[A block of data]

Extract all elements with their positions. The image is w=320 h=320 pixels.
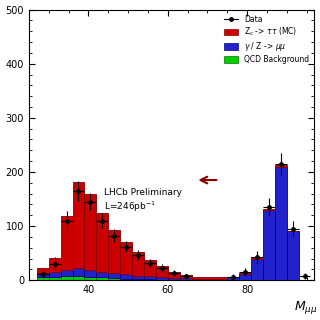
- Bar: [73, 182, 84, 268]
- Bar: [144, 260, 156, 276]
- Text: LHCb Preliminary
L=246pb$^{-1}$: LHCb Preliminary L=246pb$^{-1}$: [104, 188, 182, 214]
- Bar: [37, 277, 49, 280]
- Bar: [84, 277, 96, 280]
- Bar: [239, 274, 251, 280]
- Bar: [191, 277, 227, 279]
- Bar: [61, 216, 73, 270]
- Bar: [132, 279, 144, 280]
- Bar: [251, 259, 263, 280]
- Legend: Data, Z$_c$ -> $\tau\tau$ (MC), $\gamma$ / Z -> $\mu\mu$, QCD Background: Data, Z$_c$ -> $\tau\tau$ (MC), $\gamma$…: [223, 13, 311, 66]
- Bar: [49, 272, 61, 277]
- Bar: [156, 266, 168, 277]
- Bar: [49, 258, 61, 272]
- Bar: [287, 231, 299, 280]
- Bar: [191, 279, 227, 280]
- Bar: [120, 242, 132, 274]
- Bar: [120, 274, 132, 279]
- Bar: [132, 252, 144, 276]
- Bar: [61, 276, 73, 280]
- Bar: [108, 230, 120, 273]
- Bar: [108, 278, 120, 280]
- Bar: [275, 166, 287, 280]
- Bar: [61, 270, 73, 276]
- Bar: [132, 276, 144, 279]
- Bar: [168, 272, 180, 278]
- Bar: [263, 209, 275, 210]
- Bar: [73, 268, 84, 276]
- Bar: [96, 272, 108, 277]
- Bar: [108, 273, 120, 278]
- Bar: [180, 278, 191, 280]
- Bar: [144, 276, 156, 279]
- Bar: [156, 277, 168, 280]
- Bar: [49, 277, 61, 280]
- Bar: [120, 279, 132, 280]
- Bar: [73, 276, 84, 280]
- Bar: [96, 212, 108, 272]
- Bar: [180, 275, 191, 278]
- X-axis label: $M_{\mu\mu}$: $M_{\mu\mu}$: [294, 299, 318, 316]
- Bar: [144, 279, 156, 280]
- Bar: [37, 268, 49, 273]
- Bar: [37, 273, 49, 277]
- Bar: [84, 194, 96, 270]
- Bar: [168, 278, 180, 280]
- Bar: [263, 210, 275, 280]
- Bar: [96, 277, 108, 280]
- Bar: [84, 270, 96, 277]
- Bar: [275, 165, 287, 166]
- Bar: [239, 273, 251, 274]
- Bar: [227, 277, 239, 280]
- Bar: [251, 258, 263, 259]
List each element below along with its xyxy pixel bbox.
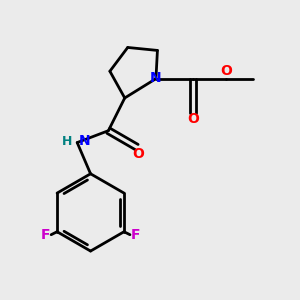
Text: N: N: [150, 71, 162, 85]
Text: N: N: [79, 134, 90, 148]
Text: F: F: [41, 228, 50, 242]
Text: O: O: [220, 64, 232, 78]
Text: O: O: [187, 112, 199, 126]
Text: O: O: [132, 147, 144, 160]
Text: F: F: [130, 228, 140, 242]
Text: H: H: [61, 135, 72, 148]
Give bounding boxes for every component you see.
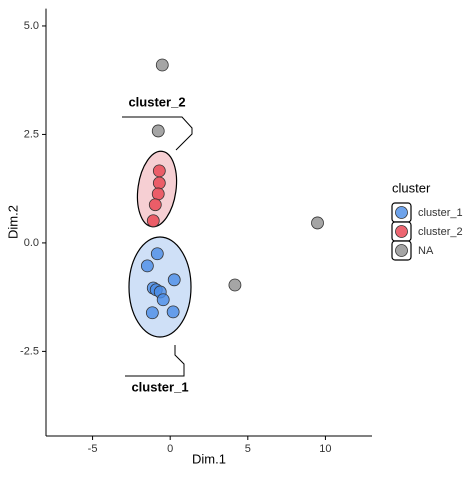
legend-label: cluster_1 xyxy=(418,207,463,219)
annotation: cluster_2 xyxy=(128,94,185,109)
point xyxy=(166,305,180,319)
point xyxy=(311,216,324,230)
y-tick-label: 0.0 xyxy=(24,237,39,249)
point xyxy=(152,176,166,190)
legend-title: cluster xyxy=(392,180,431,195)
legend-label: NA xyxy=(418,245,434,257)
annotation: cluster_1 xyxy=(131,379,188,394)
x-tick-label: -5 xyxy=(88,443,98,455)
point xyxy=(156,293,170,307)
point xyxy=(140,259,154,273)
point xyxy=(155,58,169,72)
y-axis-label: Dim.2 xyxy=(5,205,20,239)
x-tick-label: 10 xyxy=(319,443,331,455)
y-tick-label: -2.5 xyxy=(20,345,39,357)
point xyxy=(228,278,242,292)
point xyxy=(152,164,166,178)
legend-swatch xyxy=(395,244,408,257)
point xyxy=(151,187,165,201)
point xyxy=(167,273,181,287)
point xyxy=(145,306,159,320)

## [What is needed]
Return every line of the data above without changing a character. Leave out the pictures.

## [Reply to the task]
Extract all elements with their positions. The image is w=320 h=320 pixels.
- Bar: [73, 182, 84, 268]
- Bar: [144, 260, 156, 276]
- Text: LHCb Preliminary
L=246pb$^{-1}$: LHCb Preliminary L=246pb$^{-1}$: [104, 188, 182, 214]
- Bar: [37, 277, 49, 280]
- Bar: [84, 277, 96, 280]
- Bar: [239, 274, 251, 280]
- Bar: [191, 277, 227, 279]
- Bar: [61, 216, 73, 270]
- Bar: [132, 279, 144, 280]
- Bar: [251, 259, 263, 280]
- Legend: Data, Z$_c$ -> $\tau\tau$ (MC), $\gamma$ / Z -> $\mu\mu$, QCD Background: Data, Z$_c$ -> $\tau\tau$ (MC), $\gamma$…: [223, 13, 311, 66]
- Bar: [49, 272, 61, 277]
- Bar: [156, 266, 168, 277]
- Bar: [49, 258, 61, 272]
- Bar: [287, 231, 299, 280]
- Bar: [191, 279, 227, 280]
- Bar: [120, 242, 132, 274]
- Bar: [120, 274, 132, 279]
- Bar: [132, 252, 144, 276]
- Bar: [61, 276, 73, 280]
- Bar: [108, 230, 120, 273]
- Bar: [108, 278, 120, 280]
- Bar: [275, 166, 287, 280]
- Bar: [61, 270, 73, 276]
- Bar: [132, 276, 144, 279]
- Bar: [168, 272, 180, 278]
- Bar: [263, 209, 275, 210]
- Bar: [73, 268, 84, 276]
- Bar: [96, 272, 108, 277]
- Bar: [108, 273, 120, 278]
- Bar: [180, 278, 191, 280]
- Bar: [144, 276, 156, 279]
- Bar: [156, 277, 168, 280]
- Bar: [49, 277, 61, 280]
- Bar: [120, 279, 132, 280]
- Bar: [73, 276, 84, 280]
- Bar: [96, 212, 108, 272]
- Bar: [180, 275, 191, 278]
- X-axis label: $M_{\mu\mu}$: $M_{\mu\mu}$: [294, 299, 318, 316]
- Bar: [144, 279, 156, 280]
- Bar: [37, 268, 49, 273]
- Bar: [37, 273, 49, 277]
- Bar: [84, 194, 96, 270]
- Bar: [168, 278, 180, 280]
- Bar: [263, 210, 275, 280]
- Bar: [96, 277, 108, 280]
- Bar: [84, 270, 96, 277]
- Bar: [275, 165, 287, 166]
- Bar: [239, 273, 251, 274]
- Bar: [227, 277, 239, 280]
- Bar: [251, 258, 263, 259]
List each element below along with its xyxy pixel bbox.
Text: N: N: [150, 71, 162, 85]
Text: N: N: [79, 134, 90, 148]
Text: F: F: [41, 228, 50, 242]
Text: O: O: [220, 64, 232, 78]
Text: O: O: [187, 112, 199, 126]
Text: O: O: [132, 147, 144, 160]
Text: F: F: [130, 228, 140, 242]
Text: H: H: [61, 135, 72, 148]
Give bounding boxes for every component you see.
legend-label: cluster_1 xyxy=(418,207,463,219)
annotation: cluster_2 xyxy=(128,94,185,109)
point xyxy=(166,305,180,319)
point xyxy=(311,216,324,230)
y-tick-label: 0.0 xyxy=(24,237,39,249)
point xyxy=(152,176,166,190)
legend-title: cluster xyxy=(392,180,431,195)
legend-label: NA xyxy=(418,245,434,257)
annotation: cluster_1 xyxy=(131,379,188,394)
x-tick-label: -5 xyxy=(88,443,98,455)
point xyxy=(156,293,170,307)
point xyxy=(140,259,154,273)
point xyxy=(155,58,169,72)
y-axis-label: Dim.2 xyxy=(5,205,20,239)
x-tick-label: 10 xyxy=(319,443,331,455)
y-tick-label: -2.5 xyxy=(20,345,39,357)
point xyxy=(228,278,242,292)
point xyxy=(152,164,166,178)
legend-swatch xyxy=(395,244,408,257)
point xyxy=(151,187,165,201)
point xyxy=(167,273,181,287)
point xyxy=(145,306,159,320)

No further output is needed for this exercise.